» **Exercise prompt**:
Your task is to print the material below exactly as presented.
==== Entries supplied
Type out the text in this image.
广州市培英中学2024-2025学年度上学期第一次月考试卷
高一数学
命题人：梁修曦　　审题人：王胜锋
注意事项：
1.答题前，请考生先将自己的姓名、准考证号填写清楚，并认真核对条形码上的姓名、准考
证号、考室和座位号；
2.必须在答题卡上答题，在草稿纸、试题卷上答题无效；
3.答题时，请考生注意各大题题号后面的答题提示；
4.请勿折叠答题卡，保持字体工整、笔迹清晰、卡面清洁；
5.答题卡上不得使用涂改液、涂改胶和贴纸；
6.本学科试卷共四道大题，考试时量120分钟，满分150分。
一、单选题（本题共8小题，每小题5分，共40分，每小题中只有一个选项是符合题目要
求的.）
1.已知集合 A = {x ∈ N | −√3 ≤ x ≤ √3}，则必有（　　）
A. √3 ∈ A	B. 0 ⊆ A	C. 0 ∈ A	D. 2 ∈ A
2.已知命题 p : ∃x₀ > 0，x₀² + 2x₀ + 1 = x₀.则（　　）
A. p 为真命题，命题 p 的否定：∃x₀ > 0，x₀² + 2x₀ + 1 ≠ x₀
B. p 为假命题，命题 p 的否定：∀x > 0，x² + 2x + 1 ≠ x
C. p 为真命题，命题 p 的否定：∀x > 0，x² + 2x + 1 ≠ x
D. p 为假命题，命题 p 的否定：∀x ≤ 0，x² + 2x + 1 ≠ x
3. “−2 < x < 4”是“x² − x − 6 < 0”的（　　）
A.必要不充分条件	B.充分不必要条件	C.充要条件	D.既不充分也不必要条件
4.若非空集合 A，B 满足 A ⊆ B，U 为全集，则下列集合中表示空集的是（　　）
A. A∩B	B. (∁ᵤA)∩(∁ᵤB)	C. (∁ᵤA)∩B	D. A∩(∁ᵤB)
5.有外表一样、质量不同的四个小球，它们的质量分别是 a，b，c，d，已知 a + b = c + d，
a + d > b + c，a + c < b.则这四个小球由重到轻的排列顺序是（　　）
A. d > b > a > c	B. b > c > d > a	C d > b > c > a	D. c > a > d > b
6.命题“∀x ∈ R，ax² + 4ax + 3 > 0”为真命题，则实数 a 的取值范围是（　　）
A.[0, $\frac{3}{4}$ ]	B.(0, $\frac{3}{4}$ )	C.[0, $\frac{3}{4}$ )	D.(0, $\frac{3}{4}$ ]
========
» **Finished exercise**:
Type out the text in this image.
广州市培英中学2024-2025学年度上学期第一次月考试卷
高一数学
命题人：梁修曦　　审题人：王胜锋
注意事项：
1.答题前，请考生先将自己的姓名、准考证号填写清楚，并认真核对条形码上的姓名、准考
证号、考室和座位号；
2.必须在答题卡上答题，在草稿纸、试题卷上答题无效；
3.答题时，请考生注意各大题题号后面的答题提示；
4.请勿折叠答题卡，保持字体工整、笔迹清晰、卡面清洁；
5.答题卡上不得使用涂改液、涂改胶和贴纸；
6.本学科试卷共四道大题，考试时量120分钟，满分150分。
一、单选题（本题共8小题，每小题5分，共40分，每小题中只有一个选项是符合题目要
求的.）
1.已知集合 A = {x ∈ N | −√3 ≤ x ≤ √3}，则必有（　　）
A. √3 ∈ A	B. 0 ⊆ A	C. 0 ∈ A	D. 2 ∈ A
2.已知命题 p : ∃x₀ > 0，x₀² + 2x₀ + 1 = x₀.则（　　）
A. p 为真命题，命题 p 的否定：∃x₀ > 0，x₀² + 2x₀ + 1 ≠ x₀
B. p 为假命题，命题 p 的否定：∀x > 0，x² + 2x + 1 ≠ x
C. p 为真命题，命题 p 的否定：∀x > 0，x² + 2x + 1 ≠ x
D. p 为假命题，命题 p 的否定：∀x ≤ 0，x² + 2x + 1 ≠ x
3. “−2 < x < 4”是“x² − x − 6 < 0”的（　　）
A.必要不充分条件	B.充分不必要条件	C.充要条件	D.既不充分也不必要条件
4.若非空集合 A，B 满足 A ⊆ B，U 为全集，则下列集合中表示空集的是（　　）
A. A∩B	B. (∁ᵤA)∩(∁ᵤB)	C. (∁ᵤA)∩B	D. A∩(∁ᵤB)
5.有外表一样、质量不同的四个小球，它们的质量分别是 a，b，c，d，已知 a + b = c + d，
a + d > b + c，a + c < b.则这四个小球由重到轻的排列顺序是（　　）
A. d > b > a > c	B. b > c > d > a	C d > b > c > a	D. c > a > d > b
6.命题“∀x ∈ R，ax² + 4ax + 3 > 0”为真命题，则实数 a 的取值范围是（　　）
A.[0, $\frac{3}{4}$ ]	B.(0, $\frac{3}{4}$ )	C.[0, $\frac{3}{4}$ )	D.(0, $\frac{3}{4}$ ]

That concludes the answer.